Work required
Faithfully return all lines, omitting every embedded picture.

Task data
+++++
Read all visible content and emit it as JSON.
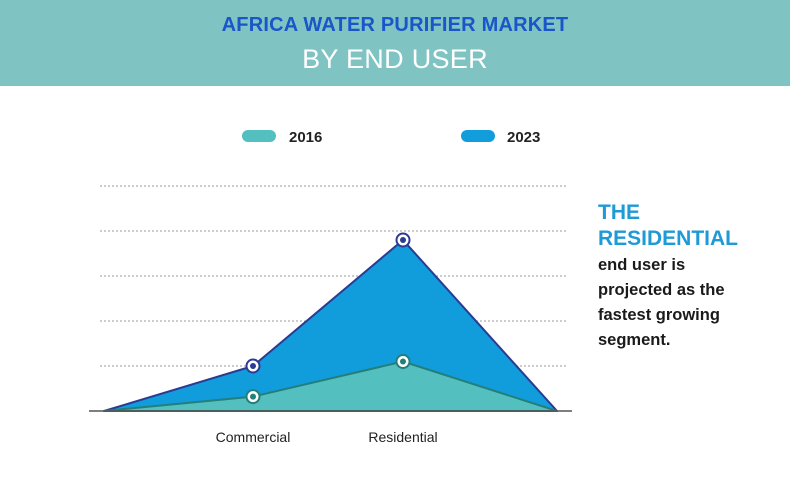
{
  "header": {
    "title_line1": "AFRICA WATER PURIFIER MARKET",
    "title_line2": "BY END USER"
  },
  "callout": {
    "highlight_line1": "THE",
    "highlight_line2": "RESIDENTIAL",
    "body_lines": [
      "end user is",
      "projected as the",
      "fastest growing",
      "segment."
    ]
  },
  "colors": {
    "banner": "#7fc3c3",
    "title_blue": "#1a55c9",
    "series_2016": "#53bfbf",
    "series_2023": "#119cdc",
    "outline_2016": "#237f7a",
    "outline_2023": "#2b3b92",
    "highlight": "#1e9ad6"
  },
  "chart_data": {
    "type": "area",
    "categories": [
      "Commercial",
      "Residential"
    ],
    "series": [
      {
        "name": "2016",
        "values": [
          0.32,
          1.1
        ]
      },
      {
        "name": "2023",
        "values": [
          1.0,
          3.8
        ]
      }
    ],
    "ylim": [
      0,
      5
    ],
    "grid": true,
    "legend_position": "top",
    "xlabel": "",
    "ylabel": ""
  }
}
+++++
Final result
Read all visible content and emit it as JSON.
{
  "header": {
    "title_line1": "AFRICA WATER PURIFIER MARKET",
    "title_line2": "BY END USER"
  },
  "callout": {
    "highlight_line1": "THE",
    "highlight_line2": "RESIDENTIAL",
    "body_lines": [
      "end user is",
      "projected as the",
      "fastest growing",
      "segment."
    ]
  },
  "colors": {
    "banner": "#7fc3c3",
    "title_blue": "#1a55c9",
    "series_2016": "#53bfbf",
    "series_2023": "#119cdc",
    "outline_2016": "#237f7a",
    "outline_2023": "#2b3b92",
    "highlight": "#1e9ad6"
  },
  "chart_data": {
    "type": "area",
    "categories": [
      "Commercial",
      "Residential"
    ],
    "series": [
      {
        "name": "2016",
        "values": [
          0.32,
          1.1
        ]
      },
      {
        "name": "2023",
        "values": [
          1.0,
          3.8
        ]
      }
    ],
    "ylim": [
      0,
      5
    ],
    "grid": true,
    "legend_position": "top",
    "xlabel": "",
    "ylabel": ""
  }
}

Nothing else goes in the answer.